Instruction: Render the material again word for word, skipping the pictures in it.

Excerpted data:
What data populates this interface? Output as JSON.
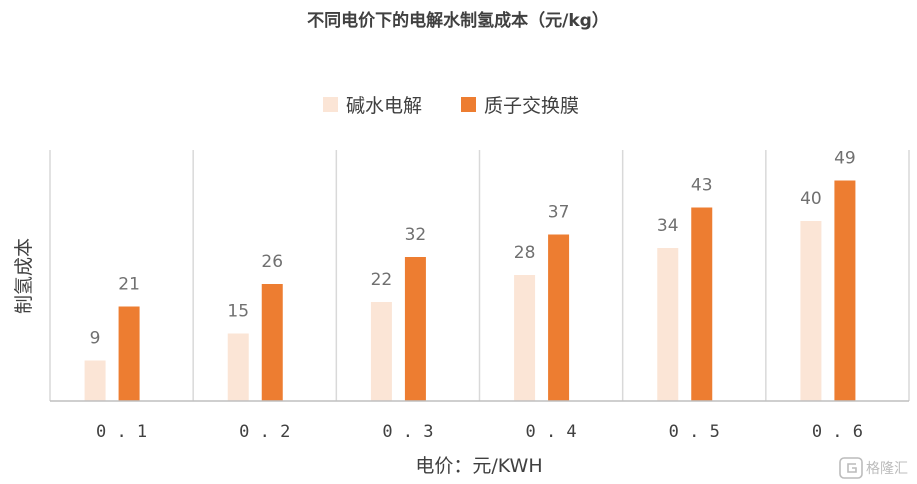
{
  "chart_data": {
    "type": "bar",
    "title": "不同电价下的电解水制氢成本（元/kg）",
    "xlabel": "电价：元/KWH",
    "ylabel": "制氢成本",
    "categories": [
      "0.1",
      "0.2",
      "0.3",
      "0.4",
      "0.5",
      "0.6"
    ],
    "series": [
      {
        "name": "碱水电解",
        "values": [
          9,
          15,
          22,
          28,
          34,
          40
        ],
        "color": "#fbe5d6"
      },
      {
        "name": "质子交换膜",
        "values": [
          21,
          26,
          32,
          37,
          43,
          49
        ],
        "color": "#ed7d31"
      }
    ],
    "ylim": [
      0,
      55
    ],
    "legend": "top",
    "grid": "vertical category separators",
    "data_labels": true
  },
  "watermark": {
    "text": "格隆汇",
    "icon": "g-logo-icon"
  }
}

Result:
What data populates this interface? Output as JSON.
{
  "chart_data": {
    "type": "bar",
    "title": "不同电价下的电解水制氢成本（元/kg）",
    "xlabel": "电价：元/KWH",
    "ylabel": "制氢成本",
    "categories": [
      "0.1",
      "0.2",
      "0.3",
      "0.4",
      "0.5",
      "0.6"
    ],
    "series": [
      {
        "name": "碱水电解",
        "values": [
          9,
          15,
          22,
          28,
          34,
          40
        ],
        "color": "#fbe5d6"
      },
      {
        "name": "质子交换膜",
        "values": [
          21,
          26,
          32,
          37,
          43,
          49
        ],
        "color": "#ed7d31"
      }
    ],
    "ylim": [
      0,
      55
    ],
    "legend": "top",
    "grid": "vertical category separators",
    "data_labels": true
  },
  "watermark": {
    "text": "格隆汇",
    "icon": "g-logo-icon"
  }
}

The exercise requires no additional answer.